- Task description -
Compute how many lines in the entries below contain "name", and output nothing but the number.

- Material shown -
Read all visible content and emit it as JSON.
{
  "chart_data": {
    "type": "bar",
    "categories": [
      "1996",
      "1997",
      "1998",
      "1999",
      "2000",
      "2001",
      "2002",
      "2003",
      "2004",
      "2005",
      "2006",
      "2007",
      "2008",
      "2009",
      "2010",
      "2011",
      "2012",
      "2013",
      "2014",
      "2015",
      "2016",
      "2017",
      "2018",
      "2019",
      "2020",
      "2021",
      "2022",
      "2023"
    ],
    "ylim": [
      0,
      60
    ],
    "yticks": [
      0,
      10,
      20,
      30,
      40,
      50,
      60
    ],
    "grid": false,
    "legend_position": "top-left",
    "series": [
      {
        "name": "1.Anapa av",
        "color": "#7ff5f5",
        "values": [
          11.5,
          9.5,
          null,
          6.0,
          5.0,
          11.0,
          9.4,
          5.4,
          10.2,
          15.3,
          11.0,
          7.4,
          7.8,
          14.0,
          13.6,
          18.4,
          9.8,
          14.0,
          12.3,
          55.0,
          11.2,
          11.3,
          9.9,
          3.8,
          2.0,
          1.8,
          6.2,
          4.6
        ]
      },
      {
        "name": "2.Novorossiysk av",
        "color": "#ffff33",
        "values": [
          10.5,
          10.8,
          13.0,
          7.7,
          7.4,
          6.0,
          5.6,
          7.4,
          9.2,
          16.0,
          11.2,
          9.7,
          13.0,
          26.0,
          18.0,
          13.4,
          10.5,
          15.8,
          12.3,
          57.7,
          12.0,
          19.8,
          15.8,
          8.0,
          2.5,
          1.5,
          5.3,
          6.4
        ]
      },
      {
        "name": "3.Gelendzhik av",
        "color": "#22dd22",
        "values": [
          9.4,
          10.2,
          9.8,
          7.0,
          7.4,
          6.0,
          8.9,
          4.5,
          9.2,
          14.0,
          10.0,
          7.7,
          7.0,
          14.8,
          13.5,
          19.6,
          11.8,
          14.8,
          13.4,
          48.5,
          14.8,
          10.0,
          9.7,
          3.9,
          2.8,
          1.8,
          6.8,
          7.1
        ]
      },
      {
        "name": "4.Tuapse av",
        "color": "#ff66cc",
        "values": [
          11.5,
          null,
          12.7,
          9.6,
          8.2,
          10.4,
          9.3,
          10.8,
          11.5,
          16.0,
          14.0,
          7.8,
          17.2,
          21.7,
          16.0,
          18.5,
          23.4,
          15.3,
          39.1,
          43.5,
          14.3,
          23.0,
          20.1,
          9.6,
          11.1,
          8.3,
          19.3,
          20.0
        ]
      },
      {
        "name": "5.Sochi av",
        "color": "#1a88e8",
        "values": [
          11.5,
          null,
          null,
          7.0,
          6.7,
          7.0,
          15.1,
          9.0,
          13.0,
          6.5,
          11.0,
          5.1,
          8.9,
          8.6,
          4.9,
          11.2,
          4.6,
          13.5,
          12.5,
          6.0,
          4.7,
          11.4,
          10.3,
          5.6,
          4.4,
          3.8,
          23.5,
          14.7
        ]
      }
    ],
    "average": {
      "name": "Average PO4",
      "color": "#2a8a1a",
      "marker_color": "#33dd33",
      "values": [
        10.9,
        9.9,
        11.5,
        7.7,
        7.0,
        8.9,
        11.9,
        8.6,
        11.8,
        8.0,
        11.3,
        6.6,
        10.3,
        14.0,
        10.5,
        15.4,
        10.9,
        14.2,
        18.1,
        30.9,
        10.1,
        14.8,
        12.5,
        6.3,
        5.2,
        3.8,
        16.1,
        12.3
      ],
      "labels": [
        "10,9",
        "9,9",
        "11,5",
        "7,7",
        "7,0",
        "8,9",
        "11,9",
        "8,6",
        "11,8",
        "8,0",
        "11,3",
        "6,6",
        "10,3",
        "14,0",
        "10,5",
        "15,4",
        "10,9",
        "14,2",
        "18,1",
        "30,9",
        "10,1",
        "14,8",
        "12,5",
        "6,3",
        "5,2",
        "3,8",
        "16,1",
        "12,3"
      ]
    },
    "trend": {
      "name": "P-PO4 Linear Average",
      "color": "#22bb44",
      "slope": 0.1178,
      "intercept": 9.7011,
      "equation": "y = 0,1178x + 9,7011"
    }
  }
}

- Response to this task -
7